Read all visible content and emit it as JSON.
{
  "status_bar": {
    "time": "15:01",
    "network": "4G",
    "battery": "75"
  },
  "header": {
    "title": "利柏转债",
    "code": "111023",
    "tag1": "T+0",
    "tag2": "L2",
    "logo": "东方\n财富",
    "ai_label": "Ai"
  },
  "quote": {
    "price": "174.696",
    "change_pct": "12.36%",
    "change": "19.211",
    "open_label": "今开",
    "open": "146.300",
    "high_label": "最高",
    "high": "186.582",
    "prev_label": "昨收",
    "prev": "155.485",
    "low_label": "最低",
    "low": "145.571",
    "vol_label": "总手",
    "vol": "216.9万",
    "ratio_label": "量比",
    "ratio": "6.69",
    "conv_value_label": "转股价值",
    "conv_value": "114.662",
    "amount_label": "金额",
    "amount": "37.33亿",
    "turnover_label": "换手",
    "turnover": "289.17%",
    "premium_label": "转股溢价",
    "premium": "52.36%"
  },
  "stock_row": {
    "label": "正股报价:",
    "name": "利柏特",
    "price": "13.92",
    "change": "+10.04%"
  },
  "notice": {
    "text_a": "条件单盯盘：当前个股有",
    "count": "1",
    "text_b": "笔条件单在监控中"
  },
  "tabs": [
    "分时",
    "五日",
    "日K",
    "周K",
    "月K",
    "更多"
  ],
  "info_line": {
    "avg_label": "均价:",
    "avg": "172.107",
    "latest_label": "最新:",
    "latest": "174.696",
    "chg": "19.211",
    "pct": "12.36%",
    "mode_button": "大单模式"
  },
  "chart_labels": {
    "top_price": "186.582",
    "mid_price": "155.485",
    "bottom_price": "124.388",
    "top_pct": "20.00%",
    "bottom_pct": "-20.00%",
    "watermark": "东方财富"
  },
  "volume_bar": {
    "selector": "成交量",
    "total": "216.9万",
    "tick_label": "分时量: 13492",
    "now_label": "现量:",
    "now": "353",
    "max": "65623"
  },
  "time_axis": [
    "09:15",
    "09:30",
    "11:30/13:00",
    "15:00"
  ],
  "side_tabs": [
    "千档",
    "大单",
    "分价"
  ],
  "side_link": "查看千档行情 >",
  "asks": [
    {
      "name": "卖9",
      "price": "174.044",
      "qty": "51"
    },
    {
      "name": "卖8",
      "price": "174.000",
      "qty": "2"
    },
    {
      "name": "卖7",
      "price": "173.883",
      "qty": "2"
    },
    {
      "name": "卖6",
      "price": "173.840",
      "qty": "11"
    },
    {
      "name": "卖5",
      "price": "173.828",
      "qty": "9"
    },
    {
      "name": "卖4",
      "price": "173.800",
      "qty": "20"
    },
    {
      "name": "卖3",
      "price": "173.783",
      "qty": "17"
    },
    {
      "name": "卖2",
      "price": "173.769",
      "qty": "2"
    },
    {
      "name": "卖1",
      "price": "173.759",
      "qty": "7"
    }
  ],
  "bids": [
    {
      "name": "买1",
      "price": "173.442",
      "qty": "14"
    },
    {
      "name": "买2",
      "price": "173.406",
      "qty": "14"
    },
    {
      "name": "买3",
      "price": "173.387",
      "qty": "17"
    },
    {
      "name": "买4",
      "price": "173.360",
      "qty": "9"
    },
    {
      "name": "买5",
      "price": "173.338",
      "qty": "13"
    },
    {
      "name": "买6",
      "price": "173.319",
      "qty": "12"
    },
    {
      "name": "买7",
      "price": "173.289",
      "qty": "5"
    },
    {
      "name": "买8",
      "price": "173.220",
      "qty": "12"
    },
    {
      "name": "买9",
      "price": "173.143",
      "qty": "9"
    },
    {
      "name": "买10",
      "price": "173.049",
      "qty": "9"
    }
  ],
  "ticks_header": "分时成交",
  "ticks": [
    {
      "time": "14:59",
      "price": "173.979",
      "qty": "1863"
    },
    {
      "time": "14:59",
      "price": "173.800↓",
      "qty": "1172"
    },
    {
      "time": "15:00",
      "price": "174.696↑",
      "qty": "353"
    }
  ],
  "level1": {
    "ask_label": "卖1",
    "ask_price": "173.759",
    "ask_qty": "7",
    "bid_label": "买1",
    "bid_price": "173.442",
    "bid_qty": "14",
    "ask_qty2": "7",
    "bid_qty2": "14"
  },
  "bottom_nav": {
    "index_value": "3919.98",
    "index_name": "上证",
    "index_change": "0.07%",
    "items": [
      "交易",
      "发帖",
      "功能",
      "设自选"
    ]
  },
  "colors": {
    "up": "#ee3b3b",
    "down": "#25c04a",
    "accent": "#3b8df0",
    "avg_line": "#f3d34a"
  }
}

+++++

Exercise goal
Extract every record and return it verbatim.

Output below
Read all visible content and emit it as JSON.
{
  "status_bar": {
    "time": "15:01",
    "network": "4G",
    "battery": "75"
  },
  "header": {
    "title": "利柏转债",
    "code": "111023",
    "tag1": "T+0",
    "tag2": "L2",
    "logo": "东方\n财富",
    "ai_label": "Ai"
  },
  "quote": {
    "price": "174.696",
    "change_pct": "12.36%",
    "change": "19.211",
    "open_label": "今开",
    "open": "146.300",
    "high_label": "最高",
    "high": "186.582",
    "prev_label": "昨收",
    "prev": "155.485",
    "low_label": "最低",
    "low": "145.571",
    "vol_label": "总手",
    "vol": "216.9万",
    "ratio_label": "量比",
    "ratio": "6.69",
    "conv_value_label": "转股价值",
    "conv_value": "114.662",
    "amount_label": "金额",
    "amount": "37.33亿",
    "turnover_label": "换手",
    "turnover": "289.17%",
    "premium_label": "转股溢价",
    "premium": "52.36%"
  },
  "stock_row": {
    "label": "正股报价:",
    "name": "利柏特",
    "price": "13.92",
    "change": "+10.04%"
  },
  "notice": {
    "text_a": "条件单盯盘：当前个股有",
    "count": "1",
    "text_b": "笔条件单在监控中"
  },
  "tabs": [
    "分时",
    "五日",
    "日K",
    "周K",
    "月K",
    "更多"
  ],
  "info_line": {
    "avg_label": "均价:",
    "avg": "172.107",
    "latest_label": "最新:",
    "latest": "174.696",
    "chg": "19.211",
    "pct": "12.36%",
    "mode_button": "大单模式"
  },
  "chart_labels": {
    "top_price": "186.582",
    "mid_price": "155.485",
    "bottom_price": "124.388",
    "top_pct": "20.00%",
    "bottom_pct": "-20.00%",
    "watermark": "东方财富"
  },
  "volume_bar": {
    "selector": "成交量",
    "total": "216.9万",
    "tick_label": "分时量: 13492",
    "now_label": "现量:",
    "now": "353",
    "max": "65623"
  },
  "time_axis": [
    "09:15",
    "09:30",
    "11:30/13:00",
    "15:00"
  ],
  "side_tabs": [
    "千档",
    "大单",
    "分价"
  ],
  "side_link": "查看千档行情 >",
  "asks": [
    {
      "name": "卖9",
      "price": "174.044",
      "qty": "51"
    },
    {
      "name": "卖8",
      "price": "174.000",
      "qty": "2"
    },
    {
      "name": "卖7",
      "price": "173.883",
      "qty": "2"
    },
    {
      "name": "卖6",
      "price": "173.840",
      "qty": "11"
    },
    {
      "name": "卖5",
      "price": "173.828",
      "qty": "9"
    },
    {
      "name": "卖4",
      "price": "173.800",
      "qty": "20"
    },
    {
      "name": "卖3",
      "price": "173.783",
      "qty": "17"
    },
    {
      "name": "卖2",
      "price": "173.769",
      "qty": "2"
    },
    {
      "name": "卖1",
      "price": "173.759",
      "qty": "7"
    }
  ],
  "bids": [
    {
      "name": "买1",
      "price": "173.442",
      "qty": "14"
    },
    {
      "name": "买2",
      "price": "173.406",
      "qty": "14"
    },
    {
      "name": "买3",
      "price": "173.387",
      "qty": "17"
    },
    {
      "name": "买4",
      "price": "173.360",
      "qty": "9"
    },
    {
      "name": "买5",
      "price": "173.338",
      "qty": "13"
    },
    {
      "name": "买6",
      "price": "173.319",
      "qty": "12"
    },
    {
      "name": "买7",
      "price": "173.289",
      "qty": "5"
    },
    {
      "name": "买8",
      "price": "173.220",
      "qty": "12"
    },
    {
      "name": "买9",
      "price": "173.143",
      "qty": "9"
    },
    {
      "name": "买10",
      "price": "173.049",
      "qty": "9"
    }
  ],
  "ticks_header": "分时成交",
  "ticks": [
    {
      "time": "14:59",
      "price": "173.979",
      "qty": "1863"
    },
    {
      "time": "14:59",
      "price": "173.800↓",
      "qty": "1172"
    },
    {
      "time": "15:00",
      "price": "174.696↑",
      "qty": "353"
    }
  ],
  "level1": {
    "ask_label": "卖1",
    "ask_price": "173.759",
    "ask_qty": "7",
    "bid_label": "买1",
    "bid_price": "173.442",
    "bid_qty": "14",
    "ask_qty2": "7",
    "bid_qty2": "14"
  },
  "bottom_nav": {
    "index_value": "3919.98",
    "index_name": "上证",
    "index_change": "0.07%",
    "items": [
      "交易",
      "发帖",
      "功能",
      "设自选"
    ]
  },
  "colors": {
    "up": "#ee3b3b",
    "down": "#25c04a",
    "accent": "#3b8df0",
    "avg_line": "#f3d34a"
  }
}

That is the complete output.